→ **YOUR GOAL**
The records underneath are to be repeated exactly, with the pictures left out.

→ **DATA LISTING**

>>>>>

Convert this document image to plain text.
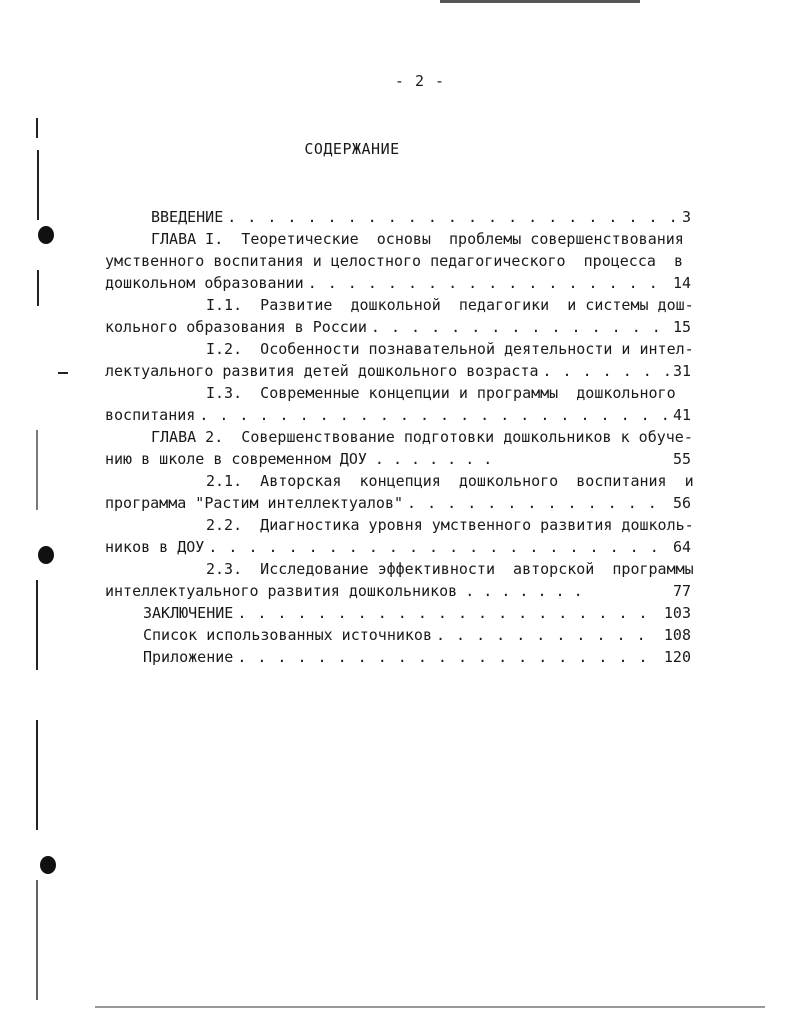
- 2 -
СОДЕРЖАНИЕ
ВВЕДЕНИЕ . . .	3
ГЛАВА I.  Теоретические  основы  проблемы совершенствования
умственного воспитания и целостного педагогического  процесса  в
дошкольном образовании . . .	14
I.1.  Развитие  дошкольной  педагогики  и системы дош-
кольного образования в России . . .	15
I.2.  Особенности познавательной деятельности и интел-
лектуального развития детей дошкольного возраста . . .	31
I.3.  Современные концепции и программы  дошкольного
воспитания . . .	41
ГЛАВА 2.  Совершенствование подготовки дошкольников к обуче-
нию в школе в современном ДОУ . . . . . . .	55
2.1.  Авторская  концепция  дошкольного  воспитания  и
программа "Растим интеллектуалов" . . .	56
2.2.  Диагностика уровня умственного развития дошколь-
ников в ДОУ . . .	64
2.3.  Исследование эффективности  авторской  программы
интеллектуального развития дошкольников . . . . . . .	77
ЗАКЛЮЧЕНИЕ . . .	103
Список использованных источников . . .	108
Приложение . . .	120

<<<<<

→ **RESPONSE TO THIS EXERCISE**
Convert this document image to plain text.
- 2 -
СОДЕРЖАНИЕ
ВВЕДЕНИЕ . . .	3
ГЛАВА I.  Теоретические  основы  проблемы совершенствования
умственного воспитания и целостного педагогического  процесса  в
дошкольном образовании . . .	14
I.1.  Развитие  дошкольной  педагогики  и системы дош-
кольного образования в России . . .	15
I.2.  Особенности познавательной деятельности и интел-
лектуального развития детей дошкольного возраста . . .	31
I.3.  Современные концепции и программы  дошкольного
воспитания . . .	41
ГЛАВА 2.  Совершенствование подготовки дошкольников к обуче-
нию в школе в современном ДОУ . . . . . . .	55
2.1.  Авторская  концепция  дошкольного  воспитания  и
программа "Растим интеллектуалов" . . .	56
2.2.  Диагностика уровня умственного развития дошколь-
ников в ДОУ . . .	64
2.3.  Исследование эффективности  авторской  программы
интеллектуального развития дошкольников . . . . . . .	77
ЗАКЛЮЧЕНИЕ . . .	103
Список использованных источников . . .	108
Приложение . . .	120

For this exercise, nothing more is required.